Problem statement:
Search the records for the word "this" and pick out every line that has it.

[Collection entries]

(begin)

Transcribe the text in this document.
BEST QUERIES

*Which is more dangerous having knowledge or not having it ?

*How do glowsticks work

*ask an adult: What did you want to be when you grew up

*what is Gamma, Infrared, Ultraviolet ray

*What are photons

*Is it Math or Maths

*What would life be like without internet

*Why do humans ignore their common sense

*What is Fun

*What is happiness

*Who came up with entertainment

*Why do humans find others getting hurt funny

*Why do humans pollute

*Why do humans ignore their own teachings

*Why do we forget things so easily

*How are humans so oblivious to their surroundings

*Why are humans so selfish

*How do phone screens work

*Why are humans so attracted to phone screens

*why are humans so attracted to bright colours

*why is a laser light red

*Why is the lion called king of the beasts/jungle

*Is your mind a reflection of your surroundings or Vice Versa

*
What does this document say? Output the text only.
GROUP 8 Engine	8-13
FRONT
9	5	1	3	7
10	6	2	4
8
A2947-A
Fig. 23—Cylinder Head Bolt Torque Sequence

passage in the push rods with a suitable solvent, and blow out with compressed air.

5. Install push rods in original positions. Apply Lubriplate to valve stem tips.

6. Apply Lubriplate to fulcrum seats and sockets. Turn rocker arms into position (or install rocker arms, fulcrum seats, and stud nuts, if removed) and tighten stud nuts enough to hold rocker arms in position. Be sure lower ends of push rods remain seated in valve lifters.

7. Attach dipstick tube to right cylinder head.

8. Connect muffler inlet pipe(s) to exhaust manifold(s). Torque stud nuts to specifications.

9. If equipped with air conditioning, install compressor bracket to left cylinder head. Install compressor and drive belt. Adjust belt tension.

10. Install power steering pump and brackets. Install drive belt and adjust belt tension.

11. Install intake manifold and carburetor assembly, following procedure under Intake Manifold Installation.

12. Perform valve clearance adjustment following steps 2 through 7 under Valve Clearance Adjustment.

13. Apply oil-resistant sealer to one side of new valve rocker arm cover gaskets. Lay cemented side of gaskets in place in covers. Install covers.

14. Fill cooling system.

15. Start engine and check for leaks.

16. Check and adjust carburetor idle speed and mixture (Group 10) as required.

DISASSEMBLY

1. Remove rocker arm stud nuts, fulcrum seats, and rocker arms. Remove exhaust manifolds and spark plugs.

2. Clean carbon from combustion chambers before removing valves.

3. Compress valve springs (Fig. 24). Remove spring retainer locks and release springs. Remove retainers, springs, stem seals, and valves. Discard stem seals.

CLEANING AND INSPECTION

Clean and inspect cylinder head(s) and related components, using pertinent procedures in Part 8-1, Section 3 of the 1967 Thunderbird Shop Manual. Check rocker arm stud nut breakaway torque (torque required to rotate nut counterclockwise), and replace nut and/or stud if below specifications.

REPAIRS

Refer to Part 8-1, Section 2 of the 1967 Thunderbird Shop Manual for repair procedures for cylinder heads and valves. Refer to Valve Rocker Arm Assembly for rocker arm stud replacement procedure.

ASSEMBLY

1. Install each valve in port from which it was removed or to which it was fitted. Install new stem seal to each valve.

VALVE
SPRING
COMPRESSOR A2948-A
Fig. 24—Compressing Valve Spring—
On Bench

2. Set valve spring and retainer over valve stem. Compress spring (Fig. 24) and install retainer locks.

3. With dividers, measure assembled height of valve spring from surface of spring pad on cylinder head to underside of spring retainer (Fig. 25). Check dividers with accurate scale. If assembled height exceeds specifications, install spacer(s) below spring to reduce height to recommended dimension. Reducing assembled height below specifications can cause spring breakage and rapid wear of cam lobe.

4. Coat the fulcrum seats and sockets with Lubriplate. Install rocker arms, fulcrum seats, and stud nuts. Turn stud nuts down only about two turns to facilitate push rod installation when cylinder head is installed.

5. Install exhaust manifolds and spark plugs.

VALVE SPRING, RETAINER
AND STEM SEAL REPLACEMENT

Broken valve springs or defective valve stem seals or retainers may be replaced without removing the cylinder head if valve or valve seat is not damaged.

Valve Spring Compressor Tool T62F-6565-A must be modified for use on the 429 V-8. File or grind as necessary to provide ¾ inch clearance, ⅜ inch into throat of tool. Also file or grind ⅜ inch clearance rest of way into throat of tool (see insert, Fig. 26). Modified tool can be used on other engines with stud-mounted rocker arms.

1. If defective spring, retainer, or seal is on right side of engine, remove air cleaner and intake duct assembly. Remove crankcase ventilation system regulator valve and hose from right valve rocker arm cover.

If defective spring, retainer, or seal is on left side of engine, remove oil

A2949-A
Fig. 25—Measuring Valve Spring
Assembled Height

(end)

Correct result:
Transcribe the text in this document.
What does this document say? Output the text only.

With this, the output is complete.